## EXERCISE AIM
Print all entries word for word.
--- Start of INFORMATION GIVEN ---
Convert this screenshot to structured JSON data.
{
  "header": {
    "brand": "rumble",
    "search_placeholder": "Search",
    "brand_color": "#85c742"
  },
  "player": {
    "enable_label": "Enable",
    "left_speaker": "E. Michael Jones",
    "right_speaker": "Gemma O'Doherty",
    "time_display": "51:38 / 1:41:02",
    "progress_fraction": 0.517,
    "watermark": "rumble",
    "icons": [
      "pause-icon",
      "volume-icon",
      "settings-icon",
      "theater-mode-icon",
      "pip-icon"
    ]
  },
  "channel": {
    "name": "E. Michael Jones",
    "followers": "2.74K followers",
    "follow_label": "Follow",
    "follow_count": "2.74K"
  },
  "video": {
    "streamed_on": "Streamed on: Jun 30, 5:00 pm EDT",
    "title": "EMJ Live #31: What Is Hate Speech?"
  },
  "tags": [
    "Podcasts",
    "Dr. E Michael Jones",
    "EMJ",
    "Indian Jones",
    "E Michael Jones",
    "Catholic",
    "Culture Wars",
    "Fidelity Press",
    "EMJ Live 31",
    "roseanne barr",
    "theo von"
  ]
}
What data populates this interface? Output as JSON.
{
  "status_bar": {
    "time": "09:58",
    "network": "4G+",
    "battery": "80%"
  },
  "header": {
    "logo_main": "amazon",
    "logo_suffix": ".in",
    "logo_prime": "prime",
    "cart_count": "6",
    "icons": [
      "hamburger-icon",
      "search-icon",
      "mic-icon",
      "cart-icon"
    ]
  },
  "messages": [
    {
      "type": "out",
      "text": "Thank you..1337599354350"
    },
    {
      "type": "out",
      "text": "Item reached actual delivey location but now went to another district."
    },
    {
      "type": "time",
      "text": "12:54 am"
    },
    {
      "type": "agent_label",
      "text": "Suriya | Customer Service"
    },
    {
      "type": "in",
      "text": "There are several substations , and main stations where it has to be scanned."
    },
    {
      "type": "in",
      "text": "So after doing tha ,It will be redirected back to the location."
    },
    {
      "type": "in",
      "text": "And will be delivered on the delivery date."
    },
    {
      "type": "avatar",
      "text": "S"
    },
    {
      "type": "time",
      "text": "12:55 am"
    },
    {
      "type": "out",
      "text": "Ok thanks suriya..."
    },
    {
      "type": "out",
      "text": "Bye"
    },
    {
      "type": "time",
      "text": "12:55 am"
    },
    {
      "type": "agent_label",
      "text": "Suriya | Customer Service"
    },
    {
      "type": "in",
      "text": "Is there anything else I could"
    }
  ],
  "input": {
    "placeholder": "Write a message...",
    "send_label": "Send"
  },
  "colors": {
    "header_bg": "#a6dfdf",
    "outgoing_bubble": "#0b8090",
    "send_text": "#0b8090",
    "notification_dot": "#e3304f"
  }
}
--- End of INFORMATION GIVEN ---
## RESULT OF THIS TASK
Convert this screenshot to structured JSON data.
{
  "header": {
    "brand": "rumble",
    "search_placeholder": "Search",
    "brand_color": "#85c742"
  },
  "player": {
    "enable_label": "Enable",
    "left_speaker": "E. Michael Jones",
    "right_speaker": "Gemma O'Doherty",
    "time_display": "51:38 / 1:41:02",
    "progress_fraction": 0.517,
    "watermark": "rumble",
    "icons": [
      "pause-icon",
      "volume-icon",
      "settings-icon",
      "theater-mode-icon",
      "pip-icon"
    ]
  },
  "channel": {
    "name": "E. Michael Jones",
    "followers": "2.74K followers",
    "follow_label": "Follow",
    "follow_count": "2.74K"
  },
  "video": {
    "streamed_on": "Streamed on: Jun 30, 5:00 pm EDT",
    "title": "EMJ Live #31: What Is Hate Speech?"
  },
  "tags": [
    "Podcasts",
    "Dr. E Michael Jones",
    "EMJ",
    "Indian Jones",
    "E Michael Jones",
    "Catholic",
    "Culture Wars",
    "Fidelity Press",
    "EMJ Live 31",
    "roseanne barr",
    "theo von"
  ]
}
What data populates this interface? Output as JSON.
{
  "status_bar": {
    "time": "09:58",
    "network": "4G+",
    "battery": "80%"
  },
  "header": {
    "logo_main": "amazon",
    "logo_suffix": ".in",
    "logo_prime": "prime",
    "cart_count": "6",
    "icons": [
      "hamburger-icon",
      "search-icon",
      "mic-icon",
      "cart-icon"
    ]
  },
  "messages": [
    {
      "type": "out",
      "text": "Thank you..1337599354350"
    },
    {
      "type": "out",
      "text": "Item reached actual delivey location but now went to another district."
    },
    {
      "type": "time",
      "text": "12:54 am"
    },
    {
      "type": "agent_label",
      "text": "Suriya | Customer Service"
    },
    {
      "type": "in",
      "text": "There are several substations , and main stations where it has to be scanned."
    },
    {
      "type": "in",
      "text": "So after doing tha ,It will be redirected back to the location."
    },
    {
      "type": "in",
      "text": "And will be delivered on the delivery date."
    },
    {
      "type": "avatar",
      "text": "S"
    },
    {
      "type": "time",
      "text": "12:55 am"
    },
    {
      "type": "out",
      "text": "Ok thanks suriya..."
    },
    {
      "type": "out",
      "text": "Bye"
    },
    {
      "type": "time",
      "text": "12:55 am"
    },
    {
      "type": "agent_label",
      "text": "Suriya | Customer Service"
    },
    {
      "type": "in",
      "text": "Is there anything else I could"
    }
  ],
  "input": {
    "placeholder": "Write a message...",
    "send_label": "Send"
  },
  "colors": {
    "header_bg": "#a6dfdf",
    "outgoing_bubble": "#0b8090",
    "send_text": "#0b8090",
    "notification_dot": "#e3304f"
  }
}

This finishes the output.